• [Task item]
Repeat the whole listing. Keep it exact.

• [Data section]
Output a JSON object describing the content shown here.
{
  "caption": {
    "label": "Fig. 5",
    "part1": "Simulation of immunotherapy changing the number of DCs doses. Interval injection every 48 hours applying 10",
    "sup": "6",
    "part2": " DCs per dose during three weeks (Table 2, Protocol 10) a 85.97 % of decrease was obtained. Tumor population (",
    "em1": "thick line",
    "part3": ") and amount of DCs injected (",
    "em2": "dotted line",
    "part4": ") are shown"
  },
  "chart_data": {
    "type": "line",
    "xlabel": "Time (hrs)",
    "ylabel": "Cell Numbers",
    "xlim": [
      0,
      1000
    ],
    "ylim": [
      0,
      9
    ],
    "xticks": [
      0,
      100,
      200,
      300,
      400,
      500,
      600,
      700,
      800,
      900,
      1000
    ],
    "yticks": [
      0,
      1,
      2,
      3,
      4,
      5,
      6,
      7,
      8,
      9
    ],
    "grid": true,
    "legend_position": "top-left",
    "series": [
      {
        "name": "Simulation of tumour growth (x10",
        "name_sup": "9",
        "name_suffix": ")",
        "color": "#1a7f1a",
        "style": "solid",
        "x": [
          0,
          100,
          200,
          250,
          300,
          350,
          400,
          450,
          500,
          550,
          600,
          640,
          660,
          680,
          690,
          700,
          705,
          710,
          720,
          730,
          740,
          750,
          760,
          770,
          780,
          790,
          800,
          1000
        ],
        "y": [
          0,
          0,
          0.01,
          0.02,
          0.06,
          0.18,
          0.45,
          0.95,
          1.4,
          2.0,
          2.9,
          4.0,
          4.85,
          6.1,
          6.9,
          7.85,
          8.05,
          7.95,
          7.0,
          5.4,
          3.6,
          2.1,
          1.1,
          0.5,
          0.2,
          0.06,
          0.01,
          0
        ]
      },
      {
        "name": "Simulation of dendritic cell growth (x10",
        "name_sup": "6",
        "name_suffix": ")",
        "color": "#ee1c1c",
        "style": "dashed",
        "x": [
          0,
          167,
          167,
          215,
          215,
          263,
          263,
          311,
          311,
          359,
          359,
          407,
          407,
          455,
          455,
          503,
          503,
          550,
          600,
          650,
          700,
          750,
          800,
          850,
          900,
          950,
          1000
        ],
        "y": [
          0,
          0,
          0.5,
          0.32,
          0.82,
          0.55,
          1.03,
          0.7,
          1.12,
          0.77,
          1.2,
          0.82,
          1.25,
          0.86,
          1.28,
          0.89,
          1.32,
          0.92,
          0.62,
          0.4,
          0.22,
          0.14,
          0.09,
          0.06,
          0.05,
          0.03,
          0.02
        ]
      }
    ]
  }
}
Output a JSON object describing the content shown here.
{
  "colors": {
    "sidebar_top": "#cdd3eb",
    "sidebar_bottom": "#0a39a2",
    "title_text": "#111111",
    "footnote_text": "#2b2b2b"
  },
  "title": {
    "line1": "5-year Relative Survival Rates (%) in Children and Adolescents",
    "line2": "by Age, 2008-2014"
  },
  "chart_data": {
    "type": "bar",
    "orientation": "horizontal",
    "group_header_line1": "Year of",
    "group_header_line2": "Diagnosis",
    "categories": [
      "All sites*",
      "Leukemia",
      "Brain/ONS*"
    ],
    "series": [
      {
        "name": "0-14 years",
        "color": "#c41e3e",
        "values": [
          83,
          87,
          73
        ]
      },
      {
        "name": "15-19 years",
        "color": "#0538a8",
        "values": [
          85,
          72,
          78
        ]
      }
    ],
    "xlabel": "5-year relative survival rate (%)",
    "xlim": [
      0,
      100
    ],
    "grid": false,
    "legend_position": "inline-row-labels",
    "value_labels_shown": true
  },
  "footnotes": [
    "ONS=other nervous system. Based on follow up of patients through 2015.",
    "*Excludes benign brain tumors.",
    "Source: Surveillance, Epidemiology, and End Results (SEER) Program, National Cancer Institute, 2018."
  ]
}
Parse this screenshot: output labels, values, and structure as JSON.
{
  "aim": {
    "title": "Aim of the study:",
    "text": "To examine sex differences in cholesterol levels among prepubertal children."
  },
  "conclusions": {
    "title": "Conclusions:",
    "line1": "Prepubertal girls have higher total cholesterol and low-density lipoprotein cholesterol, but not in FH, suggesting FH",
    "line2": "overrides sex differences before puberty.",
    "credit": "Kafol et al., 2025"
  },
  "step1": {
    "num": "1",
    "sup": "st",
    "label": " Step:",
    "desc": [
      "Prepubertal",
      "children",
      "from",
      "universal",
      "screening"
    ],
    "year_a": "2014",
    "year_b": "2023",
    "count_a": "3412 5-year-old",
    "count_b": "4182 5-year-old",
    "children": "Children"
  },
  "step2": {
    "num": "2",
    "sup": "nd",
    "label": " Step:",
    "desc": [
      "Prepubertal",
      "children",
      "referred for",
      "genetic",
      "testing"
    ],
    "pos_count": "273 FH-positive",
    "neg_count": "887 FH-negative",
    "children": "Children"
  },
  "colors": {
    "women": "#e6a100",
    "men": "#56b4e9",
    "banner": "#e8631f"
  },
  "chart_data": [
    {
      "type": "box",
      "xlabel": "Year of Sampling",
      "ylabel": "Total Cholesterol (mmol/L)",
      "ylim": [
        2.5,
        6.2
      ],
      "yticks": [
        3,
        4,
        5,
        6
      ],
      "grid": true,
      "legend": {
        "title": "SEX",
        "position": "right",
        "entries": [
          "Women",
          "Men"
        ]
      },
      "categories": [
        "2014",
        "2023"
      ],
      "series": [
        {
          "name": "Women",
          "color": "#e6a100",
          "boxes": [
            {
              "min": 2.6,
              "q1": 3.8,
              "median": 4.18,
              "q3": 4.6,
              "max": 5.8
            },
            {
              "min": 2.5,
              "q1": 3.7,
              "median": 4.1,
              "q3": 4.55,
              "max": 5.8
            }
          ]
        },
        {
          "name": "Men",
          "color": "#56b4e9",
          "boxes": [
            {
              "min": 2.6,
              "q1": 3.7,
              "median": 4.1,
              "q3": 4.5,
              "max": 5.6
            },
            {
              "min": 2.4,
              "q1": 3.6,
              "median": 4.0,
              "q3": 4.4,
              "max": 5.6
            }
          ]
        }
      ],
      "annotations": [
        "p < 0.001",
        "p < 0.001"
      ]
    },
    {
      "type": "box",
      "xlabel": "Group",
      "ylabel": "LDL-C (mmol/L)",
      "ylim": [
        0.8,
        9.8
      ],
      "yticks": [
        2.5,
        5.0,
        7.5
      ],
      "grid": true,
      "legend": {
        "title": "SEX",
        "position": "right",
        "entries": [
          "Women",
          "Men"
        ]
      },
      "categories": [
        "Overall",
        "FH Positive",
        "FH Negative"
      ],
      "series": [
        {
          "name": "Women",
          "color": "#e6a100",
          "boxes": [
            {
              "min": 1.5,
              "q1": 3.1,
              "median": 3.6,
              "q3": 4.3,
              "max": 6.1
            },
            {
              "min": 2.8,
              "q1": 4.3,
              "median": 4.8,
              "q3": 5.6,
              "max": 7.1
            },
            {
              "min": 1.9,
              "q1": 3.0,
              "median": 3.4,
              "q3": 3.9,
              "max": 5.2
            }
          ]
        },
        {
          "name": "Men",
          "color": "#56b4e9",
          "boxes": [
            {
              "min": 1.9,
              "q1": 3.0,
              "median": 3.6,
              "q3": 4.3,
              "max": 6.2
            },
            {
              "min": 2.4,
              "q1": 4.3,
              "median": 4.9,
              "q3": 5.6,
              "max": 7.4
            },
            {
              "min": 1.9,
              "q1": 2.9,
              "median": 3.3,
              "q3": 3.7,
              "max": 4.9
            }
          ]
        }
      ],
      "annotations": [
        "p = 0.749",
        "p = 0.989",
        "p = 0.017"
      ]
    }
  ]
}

• [Result for this task]
Output a JSON object describing the content shown here.
{
  "caption": {
    "label": "Fig. 5",
    "part1": "Simulation of immunotherapy changing the number of DCs doses. Interval injection every 48 hours applying 10",
    "sup": "6",
    "part2": " DCs per dose during three weeks (Table 2, Protocol 10) a 85.97 % of decrease was obtained. Tumor population (",
    "em1": "thick line",
    "part3": ") and amount of DCs injected (",
    "em2": "dotted line",
    "part4": ") are shown"
  },
  "chart_data": {
    "type": "line",
    "xlabel": "Time (hrs)",
    "ylabel": "Cell Numbers",
    "xlim": [
      0,
      1000
    ],
    "ylim": [
      0,
      9
    ],
    "xticks": [
      0,
      100,
      200,
      300,
      400,
      500,
      600,
      700,
      800,
      900,
      1000
    ],
    "yticks": [
      0,
      1,
      2,
      3,
      4,
      5,
      6,
      7,
      8,
      9
    ],
    "grid": true,
    "legend_position": "top-left",
    "series": [
      {
        "name": "Simulation of tumour growth (x10",
        "name_sup": "9",
        "name_suffix": ")",
        "color": "#1a7f1a",
        "style": "solid",
        "x": [
          0,
          100,
          200,
          250,
          300,
          350,
          400,
          450,
          500,
          550,
          600,
          640,
          660,
          680,
          690,
          700,
          705,
          710,
          720,
          730,
          740,
          750,
          760,
          770,
          780,
          790,
          800,
          1000
        ],
        "y": [
          0,
          0,
          0.01,
          0.02,
          0.06,
          0.18,
          0.45,
          0.95,
          1.4,
          2.0,
          2.9,
          4.0,
          4.85,
          6.1,
          6.9,
          7.85,
          8.05,
          7.95,
          7.0,
          5.4,
          3.6,
          2.1,
          1.1,
          0.5,
          0.2,
          0.06,
          0.01,
          0
        ]
      },
      {
        "name": "Simulation of dendritic cell growth (x10",
        "name_sup": "6",
        "name_suffix": ")",
        "color": "#ee1c1c",
        "style": "dashed",
        "x": [
          0,
          167,
          167,
          215,
          215,
          263,
          263,
          311,
          311,
          359,
          359,
          407,
          407,
          455,
          455,
          503,
          503,
          550,
          600,
          650,
          700,
          750,
          800,
          850,
          900,
          950,
          1000
        ],
        "y": [
          0,
          0,
          0.5,
          0.32,
          0.82,
          0.55,
          1.03,
          0.7,
          1.12,
          0.77,
          1.2,
          0.82,
          1.25,
          0.86,
          1.28,
          0.89,
          1.32,
          0.92,
          0.62,
          0.4,
          0.22,
          0.14,
          0.09,
          0.06,
          0.05,
          0.03,
          0.02
        ]
      }
    ]
  }
}
Output a JSON object describing the content shown here.
{
  "colors": {
    "sidebar_top": "#cdd3eb",
    "sidebar_bottom": "#0a39a2",
    "title_text": "#111111",
    "footnote_text": "#2b2b2b"
  },
  "title": {
    "line1": "5-year Relative Survival Rates (%) in Children and Adolescents",
    "line2": "by Age, 2008-2014"
  },
  "chart_data": {
    "type": "bar",
    "orientation": "horizontal",
    "group_header_line1": "Year of",
    "group_header_line2": "Diagnosis",
    "categories": [
      "All sites*",
      "Leukemia",
      "Brain/ONS*"
    ],
    "series": [
      {
        "name": "0-14 years",
        "color": "#c41e3e",
        "values": [
          83,
          87,
          73
        ]
      },
      {
        "name": "15-19 years",
        "color": "#0538a8",
        "values": [
          85,
          72,
          78
        ]
      }
    ],
    "xlabel": "5-year relative survival rate (%)",
    "xlim": [
      0,
      100
    ],
    "grid": false,
    "legend_position": "inline-row-labels",
    "value_labels_shown": true
  },
  "footnotes": [
    "ONS=other nervous system. Based on follow up of patients through 2015.",
    "*Excludes benign brain tumors.",
    "Source: Surveillance, Epidemiology, and End Results (SEER) Program, National Cancer Institute, 2018."
  ]
}
Parse this screenshot: output labels, values, and structure as JSON.
{
  "aim": {
    "title": "Aim of the study:",
    "text": "To examine sex differences in cholesterol levels among prepubertal children."
  },
  "conclusions": {
    "title": "Conclusions:",
    "line1": "Prepubertal girls have higher total cholesterol and low-density lipoprotein cholesterol, but not in FH, suggesting FH",
    "line2": "overrides sex differences before puberty.",
    "credit": "Kafol et al., 2025"
  },
  "step1": {
    "num": "1",
    "sup": "st",
    "label": " Step:",
    "desc": [
      "Prepubertal",
      "children",
      "from",
      "universal",
      "screening"
    ],
    "year_a": "2014",
    "year_b": "2023",
    "count_a": "3412 5-year-old",
    "count_b": "4182 5-year-old",
    "children": "Children"
  },
  "step2": {
    "num": "2",
    "sup": "nd",
    "label": " Step:",
    "desc": [
      "Prepubertal",
      "children",
      "referred for",
      "genetic",
      "testing"
    ],
    "pos_count": "273 FH-positive",
    "neg_count": "887 FH-negative",
    "children": "Children"
  },
  "colors": {
    "women": "#e6a100",
    "men": "#56b4e9",
    "banner": "#e8631f"
  },
  "chart_data": [
    {
      "type": "box",
      "xlabel": "Year of Sampling",
      "ylabel": "Total Cholesterol (mmol/L)",
      "ylim": [
        2.5,
        6.2
      ],
      "yticks": [
        3,
        4,
        5,
        6
      ],
      "grid": true,
      "legend": {
        "title": "SEX",
        "position": "right",
        "entries": [
          "Women",
          "Men"
        ]
      },
      "categories": [
        "2014",
        "2023"
      ],
      "series": [
        {
          "name": "Women",
          "color": "#e6a100",
          "boxes": [
            {
              "min": 2.6,
              "q1": 3.8,
              "median": 4.18,
              "q3": 4.6,
              "max": 5.8
            },
            {
              "min": 2.5,
              "q1": 3.7,
              "median": 4.1,
              "q3": 4.55,
              "max": 5.8
            }
          ]
        },
        {
          "name": "Men",
          "color": "#56b4e9",
          "boxes": [
            {
              "min": 2.6,
              "q1": 3.7,
              "median": 4.1,
              "q3": 4.5,
              "max": 5.6
            },
            {
              "min": 2.4,
              "q1": 3.6,
              "median": 4.0,
              "q3": 4.4,
              "max": 5.6
            }
          ]
        }
      ],
      "annotations": [
        "p < 0.001",
        "p < 0.001"
      ]
    },
    {
      "type": "box",
      "xlabel": "Group",
      "ylabel": "LDL-C (mmol/L)",
      "ylim": [
        0.8,
        9.8
      ],
      "yticks": [
        2.5,
        5.0,
        7.5
      ],
      "grid": true,
      "legend": {
        "title": "SEX",
        "position": "right",
        "entries": [
          "Women",
          "Men"
        ]
      },
      "categories": [
        "Overall",
        "FH Positive",
        "FH Negative"
      ],
      "series": [
        {
          "name": "Women",
          "color": "#e6a100",
          "boxes": [
            {
              "min": 1.5,
              "q1": 3.1,
              "median": 3.6,
              "q3": 4.3,
              "max": 6.1
            },
            {
              "min": 2.8,
              "q1": 4.3,
              "median": 4.8,
              "q3": 5.6,
              "max": 7.1
            },
            {
              "min": 1.9,
              "q1": 3.0,
              "median": 3.4,
              "q3": 3.9,
              "max": 5.2
            }
          ]
        },
        {
          "name": "Men",
          "color": "#56b4e9",
          "boxes": [
            {
              "min": 1.9,
              "q1": 3.0,
              "median": 3.6,
              "q3": 4.3,
              "max": 6.2
            },
            {
              "min": 2.4,
              "q1": 4.3,
              "median": 4.9,
              "q3": 5.6,
              "max": 7.4
            },
            {
              "min": 1.9,
              "q1": 2.9,
              "median": 3.3,
              "q3": 3.7,
              "max": 4.9
            }
          ]
        }
      ],
      "annotations": [
        "p = 0.749",
        "p = 0.989",
        "p = 0.017"
      ]
    }
  ]
}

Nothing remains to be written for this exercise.